#### Records supplied:
+--

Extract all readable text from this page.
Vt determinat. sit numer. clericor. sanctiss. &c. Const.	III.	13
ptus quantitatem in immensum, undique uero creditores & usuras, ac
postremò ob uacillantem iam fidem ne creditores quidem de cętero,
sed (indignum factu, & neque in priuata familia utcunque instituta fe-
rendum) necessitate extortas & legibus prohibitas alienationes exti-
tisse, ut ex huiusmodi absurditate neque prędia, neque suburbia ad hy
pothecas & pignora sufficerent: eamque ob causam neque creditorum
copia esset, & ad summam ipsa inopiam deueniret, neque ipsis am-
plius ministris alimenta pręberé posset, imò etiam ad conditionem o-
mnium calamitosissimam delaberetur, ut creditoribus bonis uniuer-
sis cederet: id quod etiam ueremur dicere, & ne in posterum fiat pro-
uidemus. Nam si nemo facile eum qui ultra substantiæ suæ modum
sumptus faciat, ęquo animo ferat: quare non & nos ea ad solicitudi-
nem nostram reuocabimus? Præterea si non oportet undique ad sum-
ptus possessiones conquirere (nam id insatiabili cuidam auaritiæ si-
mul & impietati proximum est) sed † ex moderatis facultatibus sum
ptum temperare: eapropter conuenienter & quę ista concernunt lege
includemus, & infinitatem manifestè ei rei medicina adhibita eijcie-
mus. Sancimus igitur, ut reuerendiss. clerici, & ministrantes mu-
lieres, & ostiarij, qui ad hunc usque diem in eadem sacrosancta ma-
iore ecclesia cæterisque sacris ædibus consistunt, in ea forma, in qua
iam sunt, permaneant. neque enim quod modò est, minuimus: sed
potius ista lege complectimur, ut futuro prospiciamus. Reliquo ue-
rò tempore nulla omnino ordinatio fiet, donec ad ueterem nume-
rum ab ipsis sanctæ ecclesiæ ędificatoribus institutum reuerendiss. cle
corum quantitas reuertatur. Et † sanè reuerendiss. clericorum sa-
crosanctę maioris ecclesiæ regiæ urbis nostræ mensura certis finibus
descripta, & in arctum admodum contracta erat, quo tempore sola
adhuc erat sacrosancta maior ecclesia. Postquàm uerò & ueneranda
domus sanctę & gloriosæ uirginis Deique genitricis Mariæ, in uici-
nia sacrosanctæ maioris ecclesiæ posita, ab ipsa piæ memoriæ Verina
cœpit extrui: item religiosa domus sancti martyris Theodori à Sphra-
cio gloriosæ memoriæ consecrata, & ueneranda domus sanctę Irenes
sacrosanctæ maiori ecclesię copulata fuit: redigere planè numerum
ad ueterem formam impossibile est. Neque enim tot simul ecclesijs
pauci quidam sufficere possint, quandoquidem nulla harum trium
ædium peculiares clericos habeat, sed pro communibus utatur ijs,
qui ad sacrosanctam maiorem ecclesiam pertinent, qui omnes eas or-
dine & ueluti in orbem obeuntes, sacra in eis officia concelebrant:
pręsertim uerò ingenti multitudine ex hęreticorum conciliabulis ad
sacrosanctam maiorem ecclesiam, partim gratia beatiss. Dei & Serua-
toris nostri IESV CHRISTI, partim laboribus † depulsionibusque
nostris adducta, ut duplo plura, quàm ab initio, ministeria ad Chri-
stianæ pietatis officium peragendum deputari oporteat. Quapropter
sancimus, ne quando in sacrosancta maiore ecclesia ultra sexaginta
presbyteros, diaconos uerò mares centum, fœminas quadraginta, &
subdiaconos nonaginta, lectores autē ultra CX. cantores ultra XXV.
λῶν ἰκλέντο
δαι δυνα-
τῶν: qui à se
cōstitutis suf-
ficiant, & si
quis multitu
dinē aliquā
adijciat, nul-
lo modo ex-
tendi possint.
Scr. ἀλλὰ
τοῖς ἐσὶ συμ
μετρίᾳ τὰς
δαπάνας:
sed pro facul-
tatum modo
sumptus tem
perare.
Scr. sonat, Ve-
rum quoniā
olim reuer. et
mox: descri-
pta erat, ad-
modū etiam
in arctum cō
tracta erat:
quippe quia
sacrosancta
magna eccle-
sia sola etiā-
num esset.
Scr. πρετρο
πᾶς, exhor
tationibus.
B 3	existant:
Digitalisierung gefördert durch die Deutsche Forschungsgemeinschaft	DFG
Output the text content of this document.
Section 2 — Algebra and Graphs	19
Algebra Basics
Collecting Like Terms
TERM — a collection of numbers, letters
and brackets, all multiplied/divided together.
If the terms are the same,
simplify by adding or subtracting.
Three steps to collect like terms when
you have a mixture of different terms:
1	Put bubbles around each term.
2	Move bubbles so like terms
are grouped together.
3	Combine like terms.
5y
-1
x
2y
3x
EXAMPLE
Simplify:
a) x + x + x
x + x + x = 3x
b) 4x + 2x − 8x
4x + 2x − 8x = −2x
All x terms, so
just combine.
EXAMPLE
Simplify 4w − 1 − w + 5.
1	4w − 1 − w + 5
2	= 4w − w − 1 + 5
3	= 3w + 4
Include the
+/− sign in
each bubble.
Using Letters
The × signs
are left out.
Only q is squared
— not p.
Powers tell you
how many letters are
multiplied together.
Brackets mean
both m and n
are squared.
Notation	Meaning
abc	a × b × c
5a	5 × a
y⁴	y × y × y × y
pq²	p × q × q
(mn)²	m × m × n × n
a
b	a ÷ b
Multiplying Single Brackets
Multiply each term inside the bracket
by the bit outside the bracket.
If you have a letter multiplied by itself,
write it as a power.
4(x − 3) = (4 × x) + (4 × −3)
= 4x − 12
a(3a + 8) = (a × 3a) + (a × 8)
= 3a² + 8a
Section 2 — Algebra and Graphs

+--

#### Short exercise:
List each line of the records that holds the string "maiorem".

#### Result for this task:
qui ad sacrosanctam maiorem ecclesiam pertinent, qui omnes eas or-
sacrosanctam maiorem ecclesiam, partim gratia beatiss. Dei & Serua-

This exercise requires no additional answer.